§ Aim of the task:
Each record below should appear again exactly as written.

§ Provided entries:
########################################

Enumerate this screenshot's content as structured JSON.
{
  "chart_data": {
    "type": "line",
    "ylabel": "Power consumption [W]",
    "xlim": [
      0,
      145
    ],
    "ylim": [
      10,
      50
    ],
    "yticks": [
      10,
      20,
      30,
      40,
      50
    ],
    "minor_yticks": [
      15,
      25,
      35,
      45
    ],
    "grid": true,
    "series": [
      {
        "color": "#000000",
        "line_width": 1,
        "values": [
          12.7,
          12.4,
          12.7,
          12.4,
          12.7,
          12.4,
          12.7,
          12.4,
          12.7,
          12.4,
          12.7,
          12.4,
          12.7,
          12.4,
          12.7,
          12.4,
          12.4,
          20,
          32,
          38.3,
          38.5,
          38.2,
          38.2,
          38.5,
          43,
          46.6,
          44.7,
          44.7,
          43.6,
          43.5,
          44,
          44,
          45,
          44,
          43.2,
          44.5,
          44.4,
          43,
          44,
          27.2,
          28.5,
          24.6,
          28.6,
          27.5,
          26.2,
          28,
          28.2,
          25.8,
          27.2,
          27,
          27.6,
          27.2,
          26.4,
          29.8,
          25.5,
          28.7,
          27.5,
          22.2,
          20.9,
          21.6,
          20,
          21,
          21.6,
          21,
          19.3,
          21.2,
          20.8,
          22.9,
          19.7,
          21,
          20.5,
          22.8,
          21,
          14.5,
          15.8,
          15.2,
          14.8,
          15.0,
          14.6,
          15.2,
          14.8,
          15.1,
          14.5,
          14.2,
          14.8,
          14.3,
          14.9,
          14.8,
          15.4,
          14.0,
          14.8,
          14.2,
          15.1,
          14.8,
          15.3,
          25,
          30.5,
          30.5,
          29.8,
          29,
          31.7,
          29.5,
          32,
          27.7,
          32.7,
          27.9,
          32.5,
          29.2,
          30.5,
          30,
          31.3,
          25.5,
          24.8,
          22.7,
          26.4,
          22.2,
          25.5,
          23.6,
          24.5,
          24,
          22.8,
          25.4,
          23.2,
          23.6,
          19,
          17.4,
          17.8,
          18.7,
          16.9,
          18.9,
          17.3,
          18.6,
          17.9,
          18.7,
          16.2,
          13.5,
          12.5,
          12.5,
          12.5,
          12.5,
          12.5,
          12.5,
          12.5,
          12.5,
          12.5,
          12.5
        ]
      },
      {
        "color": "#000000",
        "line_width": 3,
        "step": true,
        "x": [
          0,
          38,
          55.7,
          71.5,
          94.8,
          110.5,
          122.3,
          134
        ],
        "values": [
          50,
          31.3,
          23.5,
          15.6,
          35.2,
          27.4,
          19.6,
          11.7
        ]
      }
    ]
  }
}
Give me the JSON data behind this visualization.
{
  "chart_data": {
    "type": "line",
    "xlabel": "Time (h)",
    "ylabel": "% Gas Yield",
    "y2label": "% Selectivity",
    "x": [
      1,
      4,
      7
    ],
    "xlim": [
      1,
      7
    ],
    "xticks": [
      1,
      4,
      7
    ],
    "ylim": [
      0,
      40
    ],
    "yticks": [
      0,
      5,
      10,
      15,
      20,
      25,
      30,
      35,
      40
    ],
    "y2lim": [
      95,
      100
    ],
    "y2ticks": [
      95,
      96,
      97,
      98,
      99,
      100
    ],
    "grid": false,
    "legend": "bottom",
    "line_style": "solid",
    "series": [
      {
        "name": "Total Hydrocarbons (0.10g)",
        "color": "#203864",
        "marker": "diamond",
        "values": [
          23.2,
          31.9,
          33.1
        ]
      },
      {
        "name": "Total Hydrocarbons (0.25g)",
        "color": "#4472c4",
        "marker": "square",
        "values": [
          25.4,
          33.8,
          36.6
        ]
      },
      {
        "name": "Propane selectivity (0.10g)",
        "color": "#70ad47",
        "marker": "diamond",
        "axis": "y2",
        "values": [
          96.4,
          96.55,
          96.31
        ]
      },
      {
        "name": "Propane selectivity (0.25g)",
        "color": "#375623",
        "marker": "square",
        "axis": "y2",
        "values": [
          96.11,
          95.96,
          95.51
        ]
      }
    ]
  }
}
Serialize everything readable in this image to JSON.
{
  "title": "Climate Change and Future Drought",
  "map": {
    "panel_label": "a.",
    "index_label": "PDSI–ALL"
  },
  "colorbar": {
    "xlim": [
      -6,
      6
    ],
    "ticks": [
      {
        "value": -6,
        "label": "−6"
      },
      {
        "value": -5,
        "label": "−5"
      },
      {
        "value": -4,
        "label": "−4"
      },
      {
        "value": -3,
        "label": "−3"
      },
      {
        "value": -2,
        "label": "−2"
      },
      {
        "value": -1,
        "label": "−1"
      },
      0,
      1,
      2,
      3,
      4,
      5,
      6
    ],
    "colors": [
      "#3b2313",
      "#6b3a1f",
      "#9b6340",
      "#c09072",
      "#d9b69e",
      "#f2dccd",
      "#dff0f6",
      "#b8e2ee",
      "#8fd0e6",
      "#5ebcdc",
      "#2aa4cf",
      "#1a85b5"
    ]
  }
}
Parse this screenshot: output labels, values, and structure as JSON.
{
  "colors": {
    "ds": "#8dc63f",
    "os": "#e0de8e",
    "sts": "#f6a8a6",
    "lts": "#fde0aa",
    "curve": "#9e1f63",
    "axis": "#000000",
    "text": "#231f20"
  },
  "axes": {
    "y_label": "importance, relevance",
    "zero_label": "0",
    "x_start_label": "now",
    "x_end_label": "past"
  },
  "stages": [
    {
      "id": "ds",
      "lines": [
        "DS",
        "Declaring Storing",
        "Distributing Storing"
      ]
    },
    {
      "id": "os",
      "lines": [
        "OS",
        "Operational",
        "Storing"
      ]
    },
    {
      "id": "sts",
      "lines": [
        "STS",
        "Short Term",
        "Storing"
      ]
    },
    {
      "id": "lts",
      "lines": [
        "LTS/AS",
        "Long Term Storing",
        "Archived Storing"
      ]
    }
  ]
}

########################################

§ Response to this exercise:
Enumerate this screenshot's content as structured JSON.
{
  "chart_data": {
    "type": "line",
    "ylabel": "Power consumption [W]",
    "xlim": [
      0,
      145
    ],
    "ylim": [
      10,
      50
    ],
    "yticks": [
      10,
      20,
      30,
      40,
      50
    ],
    "minor_yticks": [
      15,
      25,
      35,
      45
    ],
    "grid": true,
    "series": [
      {
        "color": "#000000",
        "line_width": 1,
        "values": [
          12.7,
          12.4,
          12.7,
          12.4,
          12.7,
          12.4,
          12.7,
          12.4,
          12.7,
          12.4,
          12.7,
          12.4,
          12.7,
          12.4,
          12.7,
          12.4,
          12.4,
          20,
          32,
          38.3,
          38.5,
          38.2,
          38.2,
          38.5,
          43,
          46.6,
          44.7,
          44.7,
          43.6,
          43.5,
          44,
          44,
          45,
          44,
          43.2,
          44.5,
          44.4,
          43,
          44,
          27.2,
          28.5,
          24.6,
          28.6,
          27.5,
          26.2,
          28,
          28.2,
          25.8,
          27.2,
          27,
          27.6,
          27.2,
          26.4,
          29.8,
          25.5,
          28.7,
          27.5,
          22.2,
          20.9,
          21.6,
          20,
          21,
          21.6,
          21,
          19.3,
          21.2,
          20.8,
          22.9,
          19.7,
          21,
          20.5,
          22.8,
          21,
          14.5,
          15.8,
          15.2,
          14.8,
          15.0,
          14.6,
          15.2,
          14.8,
          15.1,
          14.5,
          14.2,
          14.8,
          14.3,
          14.9,
          14.8,
          15.4,
          14.0,
          14.8,
          14.2,
          15.1,
          14.8,
          15.3,
          25,
          30.5,
          30.5,
          29.8,
          29,
          31.7,
          29.5,
          32,
          27.7,
          32.7,
          27.9,
          32.5,
          29.2,
          30.5,
          30,
          31.3,
          25.5,
          24.8,
          22.7,
          26.4,
          22.2,
          25.5,
          23.6,
          24.5,
          24,
          22.8,
          25.4,
          23.2,
          23.6,
          19,
          17.4,
          17.8,
          18.7,
          16.9,
          18.9,
          17.3,
          18.6,
          17.9,
          18.7,
          16.2,
          13.5,
          12.5,
          12.5,
          12.5,
          12.5,
          12.5,
          12.5,
          12.5,
          12.5,
          12.5,
          12.5
        ]
      },
      {
        "color": "#000000",
        "line_width": 3,
        "step": true,
        "x": [
          0,
          38,
          55.7,
          71.5,
          94.8,
          110.5,
          122.3,
          134
        ],
        "values": [
          50,
          31.3,
          23.5,
          15.6,
          35.2,
          27.4,
          19.6,
          11.7
        ]
      }
    ]
  }
}
Give me the JSON data behind this visualization.
{
  "chart_data": {
    "type": "line",
    "xlabel": "Time (h)",
    "ylabel": "% Gas Yield",
    "y2label": "% Selectivity",
    "x": [
      1,
      4,
      7
    ],
    "xlim": [
      1,
      7
    ],
    "xticks": [
      1,
      4,
      7
    ],
    "ylim": [
      0,
      40
    ],
    "yticks": [
      0,
      5,
      10,
      15,
      20,
      25,
      30,
      35,
      40
    ],
    "y2lim": [
      95,
      100
    ],
    "y2ticks": [
      95,
      96,
      97,
      98,
      99,
      100
    ],
    "grid": false,
    "legend": "bottom",
    "line_style": "solid",
    "series": [
      {
        "name": "Total Hydrocarbons (0.10g)",
        "color": "#203864",
        "marker": "diamond",
        "values": [
          23.2,
          31.9,
          33.1
        ]
      },
      {
        "name": "Total Hydrocarbons (0.25g)",
        "color": "#4472c4",
        "marker": "square",
        "values": [
          25.4,
          33.8,
          36.6
        ]
      },
      {
        "name": "Propane selectivity (0.10g)",
        "color": "#70ad47",
        "marker": "diamond",
        "axis": "y2",
        "values": [
          96.4,
          96.55,
          96.31
        ]
      },
      {
        "name": "Propane selectivity (0.25g)",
        "color": "#375623",
        "marker": "square",
        "axis": "y2",
        "values": [
          96.11,
          95.96,
          95.51
        ]
      }
    ]
  }
}
Serialize everything readable in this image to JSON.
{
  "title": "Climate Change and Future Drought",
  "map": {
    "panel_label": "a.",
    "index_label": "PDSI–ALL"
  },
  "colorbar": {
    "xlim": [
      -6,
      6
    ],
    "ticks": [
      {
        "value": -6,
        "label": "−6"
      },
      {
        "value": -5,
        "label": "−5"
      },
      {
        "value": -4,
        "label": "−4"
      },
      {
        "value": -3,
        "label": "−3"
      },
      {
        "value": -2,
        "label": "−2"
      },
      {
        "value": -1,
        "label": "−1"
      },
      0,
      1,
      2,
      3,
      4,
      5,
      6
    ],
    "colors": [
      "#3b2313",
      "#6b3a1f",
      "#9b6340",
      "#c09072",
      "#d9b69e",
      "#f2dccd",
      "#dff0f6",
      "#b8e2ee",
      "#8fd0e6",
      "#5ebcdc",
      "#2aa4cf",
      "#1a85b5"
    ]
  }
}
Parse this screenshot: output labels, values, and structure as JSON.
{
  "colors": {
    "ds": "#8dc63f",
    "os": "#e0de8e",
    "sts": "#f6a8a6",
    "lts": "#fde0aa",
    "curve": "#9e1f63",
    "axis": "#000000",
    "text": "#231f20"
  },
  "axes": {
    "y_label": "importance, relevance",
    "zero_label": "0",
    "x_start_label": "now",
    "x_end_label": "past"
  },
  "stages": [
    {
      "id": "ds",
      "lines": [
        "DS",
        "Declaring Storing",
        "Distributing Storing"
      ]
    },
    {
      "id": "os",
      "lines": [
        "OS",
        "Operational",
        "Storing"
      ]
    },
    {
      "id": "sts",
      "lines": [
        "STS",
        "Short Term",
        "Storing"
      ]
    },
    {
      "id": "lts",
      "lines": [
        "LTS/AS",
        "Long Term Storing",
        "Archived Storing"
      ]
    }
  ]
}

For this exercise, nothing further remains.